— start Excerpt —

By Hugh Kramer

My goal for this PTQ season is to attend a minimum of ten PTQs. It’s Limited season and I’m pretty much a strictly Limited player. The first half of this season will be M14 sealed with the second half shifting to Theros sealed.

If you read my compatriot Matt Jones’ article from this week, he gave a great tournament report of his time at the Allentown PTQ from last weekend.  Here I will also be giving you my take on the event (though with decidedly fewer pictures, and vastly more amounts of puns … assuming he doesn’t edit out all my good ones like he did in my last article).

The event was roughly 150 players which meant eight rounds of swiss before Top 8.  I like to rate my pools on a scale of 1-10 when I do a sealed.  I would give my pool a seven overall and thought I had a reasonable chance of Top 8ing if a few things went my way.  To do well over the course of any tournament you need three basic things:

1. Tight play
2. Good cards
3. Luck

Overall I was happy with my play and felt it was up to the level I expect myself to play at, felt okay about my pool, as I stated, however I felt with slightly stronger cards and a bit more luck (concerning mana) I would’ve top 8ed.

I was able to play blue as you usually want to do in this format however I was unhappy to have none of the following cards:

Cancel, Negate, Divination, Opportunity, Archaeomancer.

By now, most people are in the know that drawing cards in this format is very good.  Counterspells are also very good and Negate is a card that I like more than a lot of people.  There is always a turn, always a card in any given match, especially in sealed, that you do not want resolving and will often swing a game strongly in your favor.  Negate is just to me, the perfect safety net and I always will maindeck the first one, and sometimes the second.

— end Excerpt —

Set tasks
- A) In the tournament report, how many rounds of swiss were played before Top 8?
- B) Turn the records into a JSON list of strings with one string per line, leaving out blank lines. Begin at the first line of the records and stop after the line that contains "- zoom-tool-icon[interactable]: ⊕: [36, 10, 42, 17]".

— start Extracted data —

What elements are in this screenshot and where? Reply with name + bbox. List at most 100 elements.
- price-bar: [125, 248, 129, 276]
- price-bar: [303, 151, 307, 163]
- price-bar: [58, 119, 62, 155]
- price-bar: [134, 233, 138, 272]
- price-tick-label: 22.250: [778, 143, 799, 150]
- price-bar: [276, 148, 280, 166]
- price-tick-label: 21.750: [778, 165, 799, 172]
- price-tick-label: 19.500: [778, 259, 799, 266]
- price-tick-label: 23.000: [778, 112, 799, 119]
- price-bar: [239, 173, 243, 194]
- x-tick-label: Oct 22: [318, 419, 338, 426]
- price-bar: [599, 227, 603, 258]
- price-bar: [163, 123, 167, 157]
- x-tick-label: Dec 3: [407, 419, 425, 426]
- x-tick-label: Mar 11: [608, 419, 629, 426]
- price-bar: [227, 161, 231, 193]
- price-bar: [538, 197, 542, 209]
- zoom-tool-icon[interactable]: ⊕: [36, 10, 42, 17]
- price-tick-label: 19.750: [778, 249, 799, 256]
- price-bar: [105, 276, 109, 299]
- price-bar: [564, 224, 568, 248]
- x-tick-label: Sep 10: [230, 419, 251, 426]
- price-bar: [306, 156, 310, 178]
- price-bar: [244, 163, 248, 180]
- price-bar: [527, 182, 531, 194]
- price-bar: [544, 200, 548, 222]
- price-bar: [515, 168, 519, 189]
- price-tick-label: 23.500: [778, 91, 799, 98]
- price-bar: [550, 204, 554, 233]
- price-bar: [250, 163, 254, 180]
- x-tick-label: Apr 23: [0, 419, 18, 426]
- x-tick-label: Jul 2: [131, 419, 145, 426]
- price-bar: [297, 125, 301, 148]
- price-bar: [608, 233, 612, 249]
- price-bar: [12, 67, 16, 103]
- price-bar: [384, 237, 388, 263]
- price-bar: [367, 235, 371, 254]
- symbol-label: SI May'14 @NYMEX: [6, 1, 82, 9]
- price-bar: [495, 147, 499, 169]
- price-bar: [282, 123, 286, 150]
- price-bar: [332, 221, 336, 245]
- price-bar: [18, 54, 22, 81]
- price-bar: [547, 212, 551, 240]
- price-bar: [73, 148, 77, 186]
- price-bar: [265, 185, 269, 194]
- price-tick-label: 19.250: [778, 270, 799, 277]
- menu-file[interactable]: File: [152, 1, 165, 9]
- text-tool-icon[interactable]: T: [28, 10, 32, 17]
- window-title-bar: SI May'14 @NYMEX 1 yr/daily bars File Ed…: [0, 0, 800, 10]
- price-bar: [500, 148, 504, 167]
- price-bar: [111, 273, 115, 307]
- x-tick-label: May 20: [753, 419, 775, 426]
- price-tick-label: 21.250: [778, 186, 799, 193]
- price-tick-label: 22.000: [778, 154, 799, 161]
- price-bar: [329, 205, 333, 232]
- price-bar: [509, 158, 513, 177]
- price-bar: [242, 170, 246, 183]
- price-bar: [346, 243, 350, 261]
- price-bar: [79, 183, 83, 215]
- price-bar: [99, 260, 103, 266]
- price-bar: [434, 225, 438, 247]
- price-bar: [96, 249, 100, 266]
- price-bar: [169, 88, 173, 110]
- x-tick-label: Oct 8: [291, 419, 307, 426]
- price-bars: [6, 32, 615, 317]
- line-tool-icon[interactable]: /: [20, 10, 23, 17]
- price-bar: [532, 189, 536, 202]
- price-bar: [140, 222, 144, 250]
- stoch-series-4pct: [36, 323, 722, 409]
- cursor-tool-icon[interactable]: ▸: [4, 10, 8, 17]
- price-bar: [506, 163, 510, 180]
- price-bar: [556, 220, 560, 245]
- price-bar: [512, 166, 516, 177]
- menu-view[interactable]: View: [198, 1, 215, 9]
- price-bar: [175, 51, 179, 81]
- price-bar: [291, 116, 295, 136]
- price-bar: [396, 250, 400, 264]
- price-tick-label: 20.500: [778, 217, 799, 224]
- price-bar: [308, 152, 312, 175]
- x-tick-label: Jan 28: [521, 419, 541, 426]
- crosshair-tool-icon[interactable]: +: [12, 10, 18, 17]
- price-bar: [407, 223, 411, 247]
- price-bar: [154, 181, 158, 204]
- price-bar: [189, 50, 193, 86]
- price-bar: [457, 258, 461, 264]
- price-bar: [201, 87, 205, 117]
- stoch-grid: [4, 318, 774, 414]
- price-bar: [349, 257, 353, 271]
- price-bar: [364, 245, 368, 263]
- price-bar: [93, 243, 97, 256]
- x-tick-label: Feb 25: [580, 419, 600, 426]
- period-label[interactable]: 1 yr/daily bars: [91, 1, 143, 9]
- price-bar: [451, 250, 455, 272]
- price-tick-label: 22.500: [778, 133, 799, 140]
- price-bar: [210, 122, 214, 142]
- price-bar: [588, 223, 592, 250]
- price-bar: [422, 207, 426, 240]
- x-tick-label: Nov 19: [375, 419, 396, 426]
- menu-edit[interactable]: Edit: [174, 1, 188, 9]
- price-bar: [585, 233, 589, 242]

— end Extracted data —

Outputs by task
- A) Eight rounds of swiss.

- B)
[
  "What elements are in this screenshot and where? Reply with name + bbox. List at most 100 elements.",
  "- price-bar: [125, 248, 129, 276]",
  "- price-bar: [303, 151, 307, 163]",
  "- price-bar: [58, 119, 62, 155]",
  "- price-bar: [134, 233, 138, 272]",
  "- price-tick-label: 22.250: [778, 143, 799, 150]",
  "- price-bar: [276, 148, 280, 166]",
  "- price-tick-label: 21.750: [778, 165, 799, 172]",
  "- price-tick-label: 19.500: [778, 259, 799, 266]",
  "- price-tick-label: 23.000: [778, 112, 799, 119]",
  "- price-bar: [239, 173, 243, 194]",
  "- x-tick-label: Oct 22: [318, 419, 338, 426]",
  "- price-bar: [599, 227, 603, 258]",
  "- price-bar: [163, 123, 167, 157]",
  "- x-tick-label: Dec 3: [407, 419, 425, 426]",
  "- x-tick-label: Mar 11: [608, 419, 629, 426]",
  "- price-bar: [227, 161, 231, 193]",
  "- price-bar: [538, 197, 542, 209]",
  "- zoom-tool-icon[interactable]: ⊕: [36, 10, 42, 17]"
]